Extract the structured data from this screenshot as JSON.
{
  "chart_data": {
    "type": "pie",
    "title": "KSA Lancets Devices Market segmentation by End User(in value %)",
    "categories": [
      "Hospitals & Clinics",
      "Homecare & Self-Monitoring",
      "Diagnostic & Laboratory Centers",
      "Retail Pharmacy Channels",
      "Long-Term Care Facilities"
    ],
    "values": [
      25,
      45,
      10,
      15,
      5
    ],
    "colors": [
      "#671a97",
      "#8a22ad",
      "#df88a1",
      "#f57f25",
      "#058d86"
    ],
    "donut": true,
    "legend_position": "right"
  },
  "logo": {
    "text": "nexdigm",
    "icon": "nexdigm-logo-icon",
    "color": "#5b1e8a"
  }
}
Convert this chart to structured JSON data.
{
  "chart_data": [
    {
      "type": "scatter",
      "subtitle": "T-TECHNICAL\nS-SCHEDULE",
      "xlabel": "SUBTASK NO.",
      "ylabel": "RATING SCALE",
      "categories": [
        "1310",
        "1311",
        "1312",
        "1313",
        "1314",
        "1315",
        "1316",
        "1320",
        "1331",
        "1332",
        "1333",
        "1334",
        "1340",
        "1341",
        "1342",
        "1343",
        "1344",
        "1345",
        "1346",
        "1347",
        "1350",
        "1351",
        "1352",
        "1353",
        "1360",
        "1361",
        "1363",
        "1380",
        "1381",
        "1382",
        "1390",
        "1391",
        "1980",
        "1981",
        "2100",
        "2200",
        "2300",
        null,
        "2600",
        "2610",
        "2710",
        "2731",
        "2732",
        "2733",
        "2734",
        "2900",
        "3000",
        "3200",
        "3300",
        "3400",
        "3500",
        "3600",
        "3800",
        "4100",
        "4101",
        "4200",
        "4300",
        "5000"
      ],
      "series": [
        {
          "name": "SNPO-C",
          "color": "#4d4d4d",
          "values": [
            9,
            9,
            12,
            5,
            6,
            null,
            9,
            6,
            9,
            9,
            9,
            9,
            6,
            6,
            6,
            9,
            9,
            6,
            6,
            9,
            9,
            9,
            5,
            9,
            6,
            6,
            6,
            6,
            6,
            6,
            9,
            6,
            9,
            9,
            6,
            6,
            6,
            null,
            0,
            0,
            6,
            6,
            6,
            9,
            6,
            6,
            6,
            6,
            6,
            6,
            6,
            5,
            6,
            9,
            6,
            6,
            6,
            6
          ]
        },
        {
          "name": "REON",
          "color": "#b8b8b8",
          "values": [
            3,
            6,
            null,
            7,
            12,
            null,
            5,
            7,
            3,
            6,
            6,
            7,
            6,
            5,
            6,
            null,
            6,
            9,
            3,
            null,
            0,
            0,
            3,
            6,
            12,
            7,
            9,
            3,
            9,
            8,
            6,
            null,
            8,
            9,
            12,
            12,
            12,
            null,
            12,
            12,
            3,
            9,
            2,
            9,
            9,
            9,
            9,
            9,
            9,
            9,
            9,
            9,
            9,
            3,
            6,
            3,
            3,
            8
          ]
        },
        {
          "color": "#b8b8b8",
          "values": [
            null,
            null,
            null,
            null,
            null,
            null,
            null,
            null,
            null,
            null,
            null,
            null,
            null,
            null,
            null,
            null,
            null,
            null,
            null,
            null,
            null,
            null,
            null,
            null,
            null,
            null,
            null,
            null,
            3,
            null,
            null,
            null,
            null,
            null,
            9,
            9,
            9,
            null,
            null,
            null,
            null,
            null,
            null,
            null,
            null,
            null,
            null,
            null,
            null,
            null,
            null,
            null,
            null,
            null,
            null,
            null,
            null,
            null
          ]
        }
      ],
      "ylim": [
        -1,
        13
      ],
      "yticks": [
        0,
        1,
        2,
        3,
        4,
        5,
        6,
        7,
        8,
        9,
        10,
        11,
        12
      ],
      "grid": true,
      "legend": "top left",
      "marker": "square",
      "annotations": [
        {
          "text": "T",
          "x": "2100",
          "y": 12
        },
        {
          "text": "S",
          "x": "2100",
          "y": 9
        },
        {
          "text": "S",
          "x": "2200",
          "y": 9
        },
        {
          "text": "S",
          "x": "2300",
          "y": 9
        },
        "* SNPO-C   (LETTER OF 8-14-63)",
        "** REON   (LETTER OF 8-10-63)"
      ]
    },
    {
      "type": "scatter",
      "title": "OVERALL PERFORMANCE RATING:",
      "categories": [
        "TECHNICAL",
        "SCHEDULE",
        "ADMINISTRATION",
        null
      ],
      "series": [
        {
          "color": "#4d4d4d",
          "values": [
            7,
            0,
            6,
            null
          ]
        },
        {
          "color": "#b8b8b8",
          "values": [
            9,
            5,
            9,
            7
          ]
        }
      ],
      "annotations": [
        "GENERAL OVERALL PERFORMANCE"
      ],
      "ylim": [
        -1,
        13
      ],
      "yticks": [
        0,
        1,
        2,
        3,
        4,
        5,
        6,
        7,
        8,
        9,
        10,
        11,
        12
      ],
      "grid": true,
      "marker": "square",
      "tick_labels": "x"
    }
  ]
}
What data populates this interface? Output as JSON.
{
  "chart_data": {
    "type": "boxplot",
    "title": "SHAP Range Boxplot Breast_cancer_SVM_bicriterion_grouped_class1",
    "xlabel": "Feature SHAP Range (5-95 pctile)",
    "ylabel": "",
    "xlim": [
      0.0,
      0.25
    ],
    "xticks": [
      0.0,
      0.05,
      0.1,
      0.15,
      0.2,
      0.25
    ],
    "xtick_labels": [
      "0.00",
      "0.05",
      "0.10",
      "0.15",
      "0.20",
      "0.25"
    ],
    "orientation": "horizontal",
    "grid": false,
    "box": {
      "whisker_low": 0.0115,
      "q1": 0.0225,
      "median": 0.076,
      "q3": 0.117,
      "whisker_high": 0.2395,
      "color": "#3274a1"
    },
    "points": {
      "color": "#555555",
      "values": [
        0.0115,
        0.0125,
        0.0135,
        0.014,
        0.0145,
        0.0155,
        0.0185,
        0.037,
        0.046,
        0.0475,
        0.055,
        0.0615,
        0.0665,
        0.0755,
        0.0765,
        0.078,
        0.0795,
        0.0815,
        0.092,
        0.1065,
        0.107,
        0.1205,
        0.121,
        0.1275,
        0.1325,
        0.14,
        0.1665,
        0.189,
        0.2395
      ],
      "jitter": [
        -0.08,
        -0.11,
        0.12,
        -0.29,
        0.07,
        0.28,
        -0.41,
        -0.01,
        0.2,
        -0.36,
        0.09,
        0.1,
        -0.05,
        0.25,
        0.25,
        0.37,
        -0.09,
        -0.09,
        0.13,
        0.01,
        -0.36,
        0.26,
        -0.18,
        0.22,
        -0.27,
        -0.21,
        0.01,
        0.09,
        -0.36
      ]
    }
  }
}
----
The exercise
Find the lines above that contain the word "PERFORMANCE" and collect them.

The result
      "title": "OVERALL PERFORMANCE RATING:",
        "GENERAL OVERALL PERFORMANCE"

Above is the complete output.